* _What to work on_: Extract from the listing each line in which the word "face" appears.

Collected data
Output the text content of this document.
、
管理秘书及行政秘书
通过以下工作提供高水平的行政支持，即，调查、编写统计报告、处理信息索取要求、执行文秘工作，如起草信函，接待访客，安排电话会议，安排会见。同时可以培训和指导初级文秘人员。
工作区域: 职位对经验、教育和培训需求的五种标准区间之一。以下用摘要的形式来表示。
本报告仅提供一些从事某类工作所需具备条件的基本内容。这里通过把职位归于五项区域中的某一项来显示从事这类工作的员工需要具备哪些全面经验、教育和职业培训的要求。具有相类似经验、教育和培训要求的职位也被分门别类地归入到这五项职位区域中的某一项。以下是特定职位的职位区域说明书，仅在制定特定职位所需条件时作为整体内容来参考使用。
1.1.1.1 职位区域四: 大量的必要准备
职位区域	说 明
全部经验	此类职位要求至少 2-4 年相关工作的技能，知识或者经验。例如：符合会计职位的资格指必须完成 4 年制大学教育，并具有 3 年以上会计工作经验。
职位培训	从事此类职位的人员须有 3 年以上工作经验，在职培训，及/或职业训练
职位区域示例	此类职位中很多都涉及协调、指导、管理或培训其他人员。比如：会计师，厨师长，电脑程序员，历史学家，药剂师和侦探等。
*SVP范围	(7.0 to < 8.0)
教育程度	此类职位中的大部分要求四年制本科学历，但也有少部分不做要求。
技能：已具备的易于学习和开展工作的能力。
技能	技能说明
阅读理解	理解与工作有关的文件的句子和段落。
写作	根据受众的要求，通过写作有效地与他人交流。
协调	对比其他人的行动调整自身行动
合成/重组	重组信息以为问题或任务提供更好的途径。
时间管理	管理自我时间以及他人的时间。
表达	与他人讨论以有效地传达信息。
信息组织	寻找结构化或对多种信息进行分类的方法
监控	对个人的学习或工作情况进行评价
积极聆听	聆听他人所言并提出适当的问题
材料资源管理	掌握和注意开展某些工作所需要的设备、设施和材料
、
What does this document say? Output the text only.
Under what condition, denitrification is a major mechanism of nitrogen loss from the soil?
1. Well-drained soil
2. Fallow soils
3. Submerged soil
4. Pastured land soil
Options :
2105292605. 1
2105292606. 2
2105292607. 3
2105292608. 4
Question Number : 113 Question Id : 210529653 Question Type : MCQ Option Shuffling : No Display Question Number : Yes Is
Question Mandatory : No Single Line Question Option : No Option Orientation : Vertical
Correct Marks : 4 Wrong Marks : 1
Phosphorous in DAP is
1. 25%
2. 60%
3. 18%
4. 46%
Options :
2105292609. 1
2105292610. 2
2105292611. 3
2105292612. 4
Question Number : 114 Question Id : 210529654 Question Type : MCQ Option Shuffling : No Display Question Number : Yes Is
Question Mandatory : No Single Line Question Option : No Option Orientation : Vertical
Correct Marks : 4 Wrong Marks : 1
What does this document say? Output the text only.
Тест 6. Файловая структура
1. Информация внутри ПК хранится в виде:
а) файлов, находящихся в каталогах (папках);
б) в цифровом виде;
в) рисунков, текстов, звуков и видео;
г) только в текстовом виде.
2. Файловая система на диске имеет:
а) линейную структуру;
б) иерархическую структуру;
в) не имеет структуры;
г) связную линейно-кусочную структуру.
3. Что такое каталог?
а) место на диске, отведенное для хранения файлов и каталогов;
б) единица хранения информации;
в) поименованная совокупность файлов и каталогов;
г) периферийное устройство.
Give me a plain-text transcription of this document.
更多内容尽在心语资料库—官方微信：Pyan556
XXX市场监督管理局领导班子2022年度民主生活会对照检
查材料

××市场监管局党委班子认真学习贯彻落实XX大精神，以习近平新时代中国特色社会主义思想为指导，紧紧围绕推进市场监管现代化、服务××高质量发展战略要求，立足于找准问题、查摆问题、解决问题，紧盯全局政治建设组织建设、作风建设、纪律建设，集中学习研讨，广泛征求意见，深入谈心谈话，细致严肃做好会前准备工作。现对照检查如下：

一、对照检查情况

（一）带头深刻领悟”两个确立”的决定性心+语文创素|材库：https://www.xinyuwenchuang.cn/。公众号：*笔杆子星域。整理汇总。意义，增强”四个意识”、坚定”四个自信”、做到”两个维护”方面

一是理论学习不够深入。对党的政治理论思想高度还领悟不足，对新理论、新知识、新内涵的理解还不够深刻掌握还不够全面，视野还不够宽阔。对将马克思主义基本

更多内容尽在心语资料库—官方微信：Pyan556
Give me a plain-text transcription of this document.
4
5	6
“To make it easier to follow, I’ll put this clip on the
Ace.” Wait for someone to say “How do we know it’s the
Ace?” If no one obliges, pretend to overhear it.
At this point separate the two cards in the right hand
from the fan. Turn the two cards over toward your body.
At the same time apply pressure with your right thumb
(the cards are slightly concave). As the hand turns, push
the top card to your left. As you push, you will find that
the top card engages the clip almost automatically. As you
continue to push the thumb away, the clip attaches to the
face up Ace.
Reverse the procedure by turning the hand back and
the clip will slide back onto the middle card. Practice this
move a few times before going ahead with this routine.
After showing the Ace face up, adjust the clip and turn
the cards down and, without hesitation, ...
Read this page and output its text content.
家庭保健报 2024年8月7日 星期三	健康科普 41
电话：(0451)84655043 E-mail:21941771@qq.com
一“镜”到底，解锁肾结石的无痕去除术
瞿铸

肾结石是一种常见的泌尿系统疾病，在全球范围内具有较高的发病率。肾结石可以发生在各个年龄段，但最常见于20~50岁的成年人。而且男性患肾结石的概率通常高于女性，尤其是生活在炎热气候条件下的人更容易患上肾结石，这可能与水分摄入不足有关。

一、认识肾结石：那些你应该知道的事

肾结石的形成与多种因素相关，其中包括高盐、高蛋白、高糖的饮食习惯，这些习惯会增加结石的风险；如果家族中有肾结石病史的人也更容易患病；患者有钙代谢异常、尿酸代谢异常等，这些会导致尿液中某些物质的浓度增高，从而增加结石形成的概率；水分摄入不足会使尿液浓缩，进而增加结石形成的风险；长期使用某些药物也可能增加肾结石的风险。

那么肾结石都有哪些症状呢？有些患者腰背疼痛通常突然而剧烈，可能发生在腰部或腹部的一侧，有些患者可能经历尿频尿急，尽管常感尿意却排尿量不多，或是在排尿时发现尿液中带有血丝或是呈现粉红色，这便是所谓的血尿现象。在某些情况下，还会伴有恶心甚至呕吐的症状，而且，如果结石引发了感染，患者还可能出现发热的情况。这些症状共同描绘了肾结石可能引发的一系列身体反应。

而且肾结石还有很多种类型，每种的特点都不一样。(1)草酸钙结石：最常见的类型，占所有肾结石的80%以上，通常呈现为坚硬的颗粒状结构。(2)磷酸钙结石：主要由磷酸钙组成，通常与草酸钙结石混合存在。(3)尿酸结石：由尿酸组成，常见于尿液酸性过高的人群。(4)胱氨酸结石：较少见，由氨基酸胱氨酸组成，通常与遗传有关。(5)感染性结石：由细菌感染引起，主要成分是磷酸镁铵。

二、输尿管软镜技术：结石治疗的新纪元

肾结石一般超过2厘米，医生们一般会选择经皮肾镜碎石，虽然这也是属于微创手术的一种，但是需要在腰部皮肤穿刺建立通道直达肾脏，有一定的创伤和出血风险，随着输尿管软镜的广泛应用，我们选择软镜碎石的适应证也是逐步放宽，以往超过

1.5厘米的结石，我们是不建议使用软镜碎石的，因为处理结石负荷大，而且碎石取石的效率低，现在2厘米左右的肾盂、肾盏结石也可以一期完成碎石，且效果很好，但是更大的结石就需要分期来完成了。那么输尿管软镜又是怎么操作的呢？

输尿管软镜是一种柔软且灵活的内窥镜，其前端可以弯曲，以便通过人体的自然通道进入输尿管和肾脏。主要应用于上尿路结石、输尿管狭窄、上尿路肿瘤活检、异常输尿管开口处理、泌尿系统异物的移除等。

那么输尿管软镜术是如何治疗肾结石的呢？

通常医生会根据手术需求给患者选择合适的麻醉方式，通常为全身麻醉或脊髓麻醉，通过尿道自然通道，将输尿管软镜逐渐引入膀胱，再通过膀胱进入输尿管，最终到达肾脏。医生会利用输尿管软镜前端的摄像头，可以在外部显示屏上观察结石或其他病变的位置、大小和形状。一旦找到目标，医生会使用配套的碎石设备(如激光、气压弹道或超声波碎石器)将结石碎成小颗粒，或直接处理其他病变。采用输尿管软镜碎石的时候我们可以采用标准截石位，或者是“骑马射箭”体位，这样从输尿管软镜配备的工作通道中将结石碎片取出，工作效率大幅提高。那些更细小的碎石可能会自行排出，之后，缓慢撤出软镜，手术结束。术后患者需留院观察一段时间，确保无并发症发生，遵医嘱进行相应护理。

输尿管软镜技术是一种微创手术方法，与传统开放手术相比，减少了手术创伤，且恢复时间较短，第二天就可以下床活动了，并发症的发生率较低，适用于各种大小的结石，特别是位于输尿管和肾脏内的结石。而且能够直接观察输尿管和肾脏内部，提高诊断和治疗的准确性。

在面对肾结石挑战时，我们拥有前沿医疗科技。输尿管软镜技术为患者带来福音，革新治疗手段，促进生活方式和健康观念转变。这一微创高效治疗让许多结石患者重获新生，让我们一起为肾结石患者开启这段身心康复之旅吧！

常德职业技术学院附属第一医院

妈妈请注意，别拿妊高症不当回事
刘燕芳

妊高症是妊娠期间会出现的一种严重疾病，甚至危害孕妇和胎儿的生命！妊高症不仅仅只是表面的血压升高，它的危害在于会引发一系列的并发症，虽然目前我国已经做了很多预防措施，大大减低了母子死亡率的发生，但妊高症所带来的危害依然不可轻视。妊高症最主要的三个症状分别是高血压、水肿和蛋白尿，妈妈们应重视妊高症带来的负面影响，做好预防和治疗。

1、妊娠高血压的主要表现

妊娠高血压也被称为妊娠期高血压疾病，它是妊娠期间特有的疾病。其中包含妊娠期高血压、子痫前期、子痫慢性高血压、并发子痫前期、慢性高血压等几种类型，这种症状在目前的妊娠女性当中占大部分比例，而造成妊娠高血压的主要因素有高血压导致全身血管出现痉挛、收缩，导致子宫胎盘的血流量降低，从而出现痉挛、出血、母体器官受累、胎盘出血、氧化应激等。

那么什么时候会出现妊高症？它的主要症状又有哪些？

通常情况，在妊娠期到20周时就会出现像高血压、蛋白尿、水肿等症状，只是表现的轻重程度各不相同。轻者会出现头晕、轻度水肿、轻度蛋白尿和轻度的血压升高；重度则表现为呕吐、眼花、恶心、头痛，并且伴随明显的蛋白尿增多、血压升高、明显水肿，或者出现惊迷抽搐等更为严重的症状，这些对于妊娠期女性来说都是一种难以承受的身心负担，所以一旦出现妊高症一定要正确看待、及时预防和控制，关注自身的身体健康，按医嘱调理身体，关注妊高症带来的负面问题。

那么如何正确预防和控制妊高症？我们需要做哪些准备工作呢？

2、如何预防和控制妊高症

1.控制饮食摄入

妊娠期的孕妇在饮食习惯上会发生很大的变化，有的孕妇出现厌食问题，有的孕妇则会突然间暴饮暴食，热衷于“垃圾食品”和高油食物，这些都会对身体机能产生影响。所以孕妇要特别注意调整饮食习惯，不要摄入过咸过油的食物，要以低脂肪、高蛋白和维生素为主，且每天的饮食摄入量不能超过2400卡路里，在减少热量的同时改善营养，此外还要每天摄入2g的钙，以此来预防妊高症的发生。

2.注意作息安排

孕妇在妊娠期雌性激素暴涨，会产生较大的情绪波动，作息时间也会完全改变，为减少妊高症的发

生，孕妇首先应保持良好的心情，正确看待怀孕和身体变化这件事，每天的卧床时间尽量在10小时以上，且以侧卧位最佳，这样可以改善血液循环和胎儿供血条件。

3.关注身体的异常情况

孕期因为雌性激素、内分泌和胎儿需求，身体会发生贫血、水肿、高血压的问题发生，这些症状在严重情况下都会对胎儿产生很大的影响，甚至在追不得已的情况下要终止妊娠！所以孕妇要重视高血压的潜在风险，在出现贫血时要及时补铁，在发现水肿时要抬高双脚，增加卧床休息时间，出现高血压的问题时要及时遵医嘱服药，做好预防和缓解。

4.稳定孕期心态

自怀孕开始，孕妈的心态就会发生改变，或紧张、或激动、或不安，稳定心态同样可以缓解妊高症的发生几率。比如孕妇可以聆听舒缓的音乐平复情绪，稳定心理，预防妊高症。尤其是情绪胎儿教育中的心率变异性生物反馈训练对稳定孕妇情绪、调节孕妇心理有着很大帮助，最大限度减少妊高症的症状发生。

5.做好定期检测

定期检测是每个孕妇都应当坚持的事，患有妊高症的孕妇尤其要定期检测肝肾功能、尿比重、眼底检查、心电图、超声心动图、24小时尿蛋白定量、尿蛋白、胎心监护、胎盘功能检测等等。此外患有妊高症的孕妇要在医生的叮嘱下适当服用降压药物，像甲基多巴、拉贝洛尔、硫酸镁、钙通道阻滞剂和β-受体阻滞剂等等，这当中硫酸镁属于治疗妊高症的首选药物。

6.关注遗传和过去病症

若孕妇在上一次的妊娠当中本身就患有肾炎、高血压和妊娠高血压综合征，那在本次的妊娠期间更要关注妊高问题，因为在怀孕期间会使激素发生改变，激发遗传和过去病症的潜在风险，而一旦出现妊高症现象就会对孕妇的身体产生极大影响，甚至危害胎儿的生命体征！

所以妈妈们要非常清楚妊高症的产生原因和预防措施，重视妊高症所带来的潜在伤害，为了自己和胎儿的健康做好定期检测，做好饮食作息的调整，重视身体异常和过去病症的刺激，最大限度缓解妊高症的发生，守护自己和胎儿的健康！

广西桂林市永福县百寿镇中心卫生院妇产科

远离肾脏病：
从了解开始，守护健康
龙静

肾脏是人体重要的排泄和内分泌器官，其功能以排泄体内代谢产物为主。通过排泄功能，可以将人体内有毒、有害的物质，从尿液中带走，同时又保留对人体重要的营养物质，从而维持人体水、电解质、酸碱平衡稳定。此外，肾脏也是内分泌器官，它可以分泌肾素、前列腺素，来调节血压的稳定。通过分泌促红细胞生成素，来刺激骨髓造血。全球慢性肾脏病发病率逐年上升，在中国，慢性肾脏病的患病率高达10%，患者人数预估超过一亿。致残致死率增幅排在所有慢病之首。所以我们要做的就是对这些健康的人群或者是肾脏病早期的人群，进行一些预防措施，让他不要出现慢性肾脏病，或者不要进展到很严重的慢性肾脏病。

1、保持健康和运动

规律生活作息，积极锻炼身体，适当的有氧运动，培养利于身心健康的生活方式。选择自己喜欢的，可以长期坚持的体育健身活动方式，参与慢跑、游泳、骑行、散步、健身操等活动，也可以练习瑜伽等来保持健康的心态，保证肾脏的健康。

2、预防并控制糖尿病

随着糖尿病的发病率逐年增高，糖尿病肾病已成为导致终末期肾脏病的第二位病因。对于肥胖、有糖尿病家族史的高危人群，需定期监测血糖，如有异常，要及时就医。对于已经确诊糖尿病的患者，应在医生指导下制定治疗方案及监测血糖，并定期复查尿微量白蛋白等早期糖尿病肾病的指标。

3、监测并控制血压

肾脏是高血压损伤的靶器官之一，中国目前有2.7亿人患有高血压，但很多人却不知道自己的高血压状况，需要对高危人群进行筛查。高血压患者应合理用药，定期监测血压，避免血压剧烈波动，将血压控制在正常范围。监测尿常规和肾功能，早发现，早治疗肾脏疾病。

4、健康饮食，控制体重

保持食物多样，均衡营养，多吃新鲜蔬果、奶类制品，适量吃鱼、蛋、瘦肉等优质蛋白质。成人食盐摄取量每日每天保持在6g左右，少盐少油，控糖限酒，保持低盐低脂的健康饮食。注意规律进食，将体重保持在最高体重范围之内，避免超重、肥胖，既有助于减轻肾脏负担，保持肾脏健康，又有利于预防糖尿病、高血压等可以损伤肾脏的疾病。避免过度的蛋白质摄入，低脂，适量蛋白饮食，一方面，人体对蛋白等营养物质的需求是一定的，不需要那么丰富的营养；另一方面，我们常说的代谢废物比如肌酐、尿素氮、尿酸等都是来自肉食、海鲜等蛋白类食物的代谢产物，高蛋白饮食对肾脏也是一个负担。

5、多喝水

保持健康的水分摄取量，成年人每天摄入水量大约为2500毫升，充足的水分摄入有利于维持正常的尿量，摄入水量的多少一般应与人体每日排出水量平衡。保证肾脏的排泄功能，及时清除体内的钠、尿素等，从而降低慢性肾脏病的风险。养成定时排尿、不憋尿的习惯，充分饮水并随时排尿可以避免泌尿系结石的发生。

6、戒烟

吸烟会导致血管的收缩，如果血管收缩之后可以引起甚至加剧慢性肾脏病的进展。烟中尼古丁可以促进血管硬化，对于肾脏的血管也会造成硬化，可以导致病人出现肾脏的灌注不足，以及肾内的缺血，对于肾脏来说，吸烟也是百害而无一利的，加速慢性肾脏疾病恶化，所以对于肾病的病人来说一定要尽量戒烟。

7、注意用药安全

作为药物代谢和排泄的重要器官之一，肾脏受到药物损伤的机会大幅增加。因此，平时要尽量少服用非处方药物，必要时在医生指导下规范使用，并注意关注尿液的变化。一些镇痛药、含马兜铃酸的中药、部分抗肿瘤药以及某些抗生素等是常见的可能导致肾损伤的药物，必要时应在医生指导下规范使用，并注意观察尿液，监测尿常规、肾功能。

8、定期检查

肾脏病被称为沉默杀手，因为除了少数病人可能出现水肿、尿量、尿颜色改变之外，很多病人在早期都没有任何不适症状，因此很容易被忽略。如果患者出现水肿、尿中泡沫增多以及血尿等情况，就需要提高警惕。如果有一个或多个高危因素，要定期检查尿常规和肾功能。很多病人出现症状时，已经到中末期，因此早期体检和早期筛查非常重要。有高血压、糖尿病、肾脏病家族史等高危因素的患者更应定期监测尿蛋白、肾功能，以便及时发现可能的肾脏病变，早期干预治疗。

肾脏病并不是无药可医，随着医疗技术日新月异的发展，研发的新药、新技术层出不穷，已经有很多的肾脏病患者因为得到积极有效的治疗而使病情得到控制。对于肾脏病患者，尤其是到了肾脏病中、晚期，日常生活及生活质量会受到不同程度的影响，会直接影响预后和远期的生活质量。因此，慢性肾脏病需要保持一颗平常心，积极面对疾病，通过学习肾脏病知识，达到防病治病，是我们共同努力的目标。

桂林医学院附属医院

* _Solution to this problem_:
face up Ace.
After showing the Ace face up, adjust the clip and turn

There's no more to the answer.